↓↓↓

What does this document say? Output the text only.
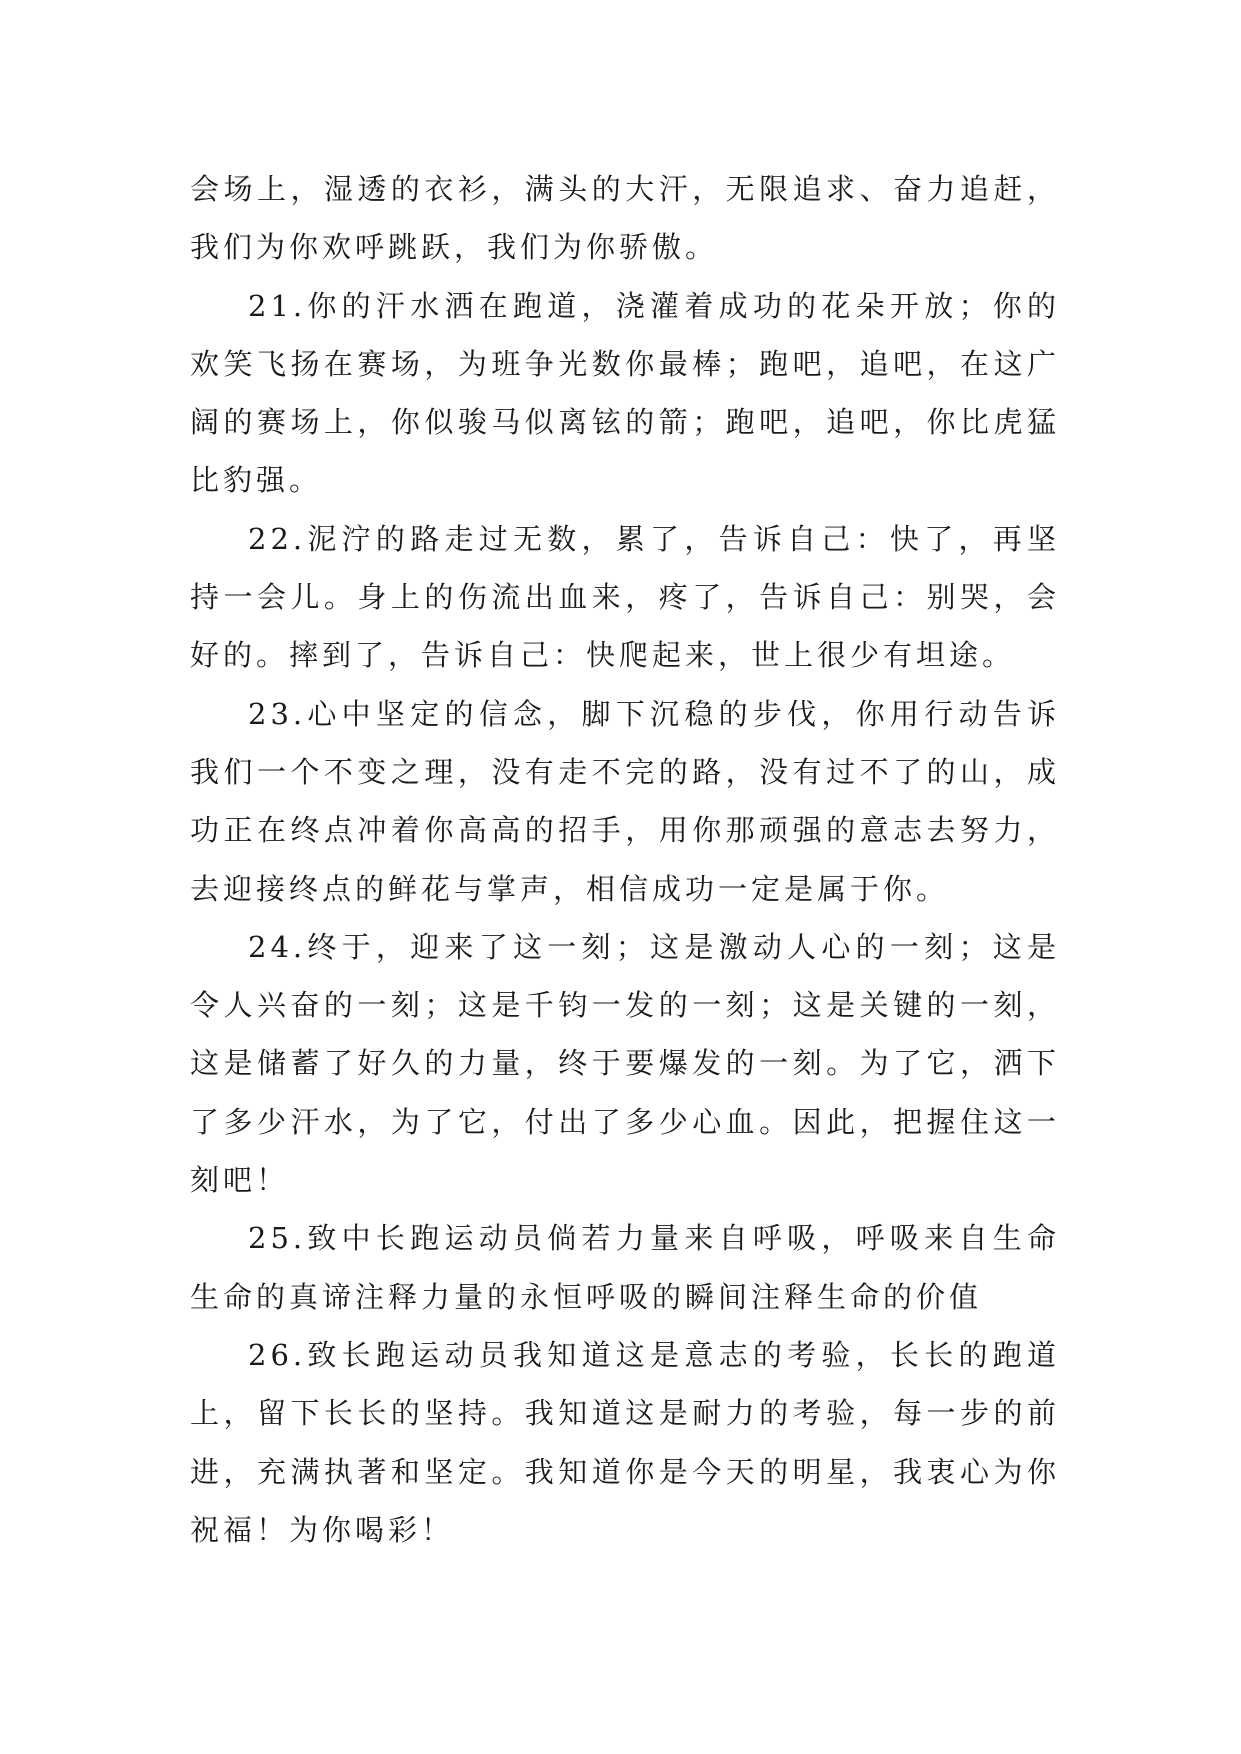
会场上，湿透的衣衫，满头的大汗，无限追求、奋力追赶，我们为你欢呼跳跃，我们为你骄傲。

21.你的汗水洒在跑道，浇灌着成功的花朵开放；你的欢笑飞扬在赛场，为班争光数你最棒；跑吧，追吧，在这广阔的赛场上，你似骏马似离铉的箭；跑吧，追吧，你比虎猛比豹强。

22.泥泞的路走过无数，累了，告诉自己：快了，再坚持一会儿。身上的伤流出血来，疼了，告诉自己：别哭，会好的。摔到了，告诉自己：快爬起来，世上很少有坦途。

23.心中坚定的信念，脚下沉稳的步伐，你用行动告诉我们一个不变之理，没有走不完的路，没有过不了的山，成功正在终点冲着你高高的招手，用你那顽强的意志去努力，去迎接终点的鲜花与掌声，相信成功一定是属于你。

24.终于，迎来了这一刻；这是激动人心的一刻；这是令人兴奋的一刻；这是千钧一发的一刻；这是关键的一刻，这是储蓄了好久的力量，终于要爆发的一刻。为了它，洒下了多少汗水，为了它，付出了多少心血。因此，把握住这一刻吧！

25.致中长跑运动员倘若力量来自呼吸，呼吸来自生命生命的真谛注释力量的永恒呼吸的瞬间注释生命的价值

26.致长跑运动员我知道这是意志的考验，长长的跑道上，留下长长的坚持。我知道这是耐力的考验，每一步的前进，充满执著和坚定。我知道你是今天的明星，我衷心为你祝福！为你喝彩！
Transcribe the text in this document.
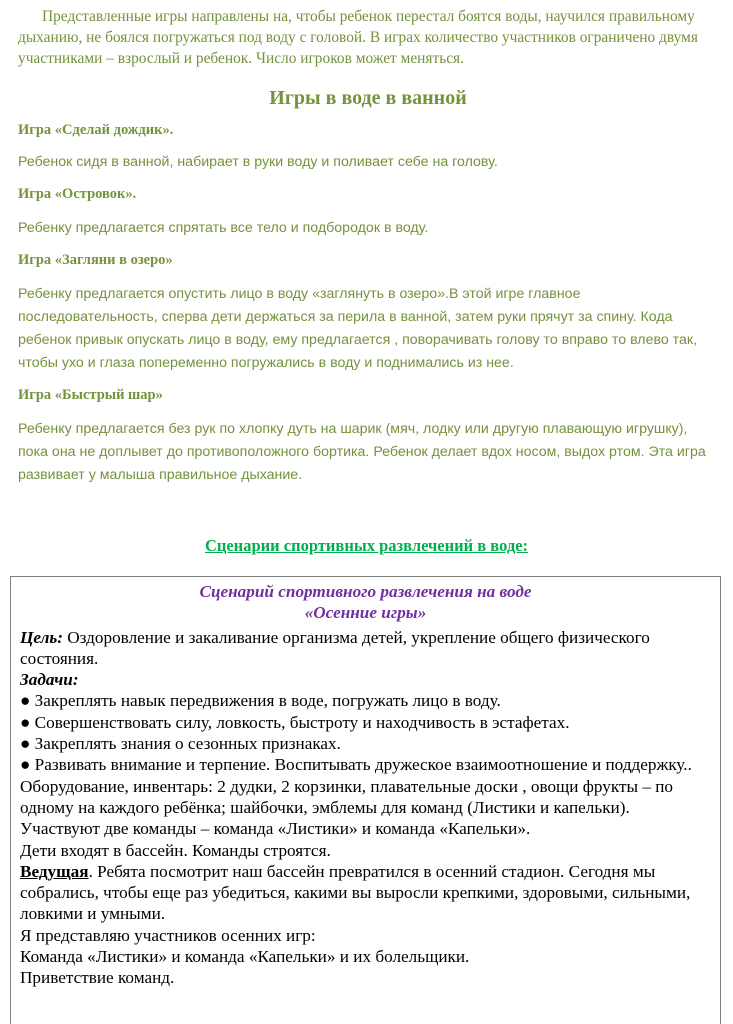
Представленные игры направлены на, чтобы ребенок перестал боятся воды, научился правильному дыханию, не боялся погружаться под воду с головой. В играх количество участников ограничено двумя участниками – взрослый и ребенок. Число игроков может меняться.

Игры в воде в ванной

Игра «Сделай дождик».

Ребенок сидя в ванной, набирает в руки воду и поливает себе на голову.

Игра «Островок».

Ребенку предлагается спрятать все тело и подбородок в воду.

Игра «Загляни в озеро»

Ребенку предлагается опустить лицо в воду «заглянуть в озеро».В этой игре главное последовательность, сперва дети держаться за перила в ванной, затем руки прячут за спину. Кода ребенок привык опускать лицо в воду, ему предлагается , поворачивать голову то вправо то влево так, чтобы ухо и глаза попеременно погружались в воду и поднимались из нее.

Игра «Быстрый шар»

Ребенку предлагается без рук по хлопку дуть на шарик (мяч, лодку или другую плавающую игрушку), пока она не доплывет до противоположного бортика. Ребенок делает вдох носом, выдох ртом. Эта игра развивает у малыша правильное дыхание.

Сценарии спортивных развлечений в воде:

Сценарий спортивного развлечения на воде

«Осенние игры»

Цель: Оздоровление и закаливание организма детей, укрепление общего физического состояния.

Задачи:

● Закреплять навык передвижения в воде, погружать лицо в воду.

● Совершенствовать силу, ловкость, быстроту и находчивость в эстафетах.

● Закреплять знания о сезонных признаках.

● Развивать внимание и терпение. Воспитывать дружеское взаимоотношение и поддержку..

Оборудование, инвентарь: 2 дудки, 2 корзинки, плавательные доски , овощи фрукты – по одному на каждого ребёнка; шайбочки, эмблемы для команд (Листики и капельки).

Участвуют две команды – команда «Листики» и команда «Капельки».

Дети входят в бассейн. Команды строятся.

Ведущая. Ребята посмотрит наш бассейн превратился в осенний стадион. Сегодня мы собрались, чтобы еще раз убедиться, какими вы выросли крепкими, здоровыми, сильными, ловкими и умными.

Я представляю участников осенних игр:

Команда «Листики» и команда «Капельки» и их болельщики.

Приветствие команд.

↑↑↑

Across the material above, how many lines include the string "участников"? Only the number is wanted.

**Response to this exercise**
2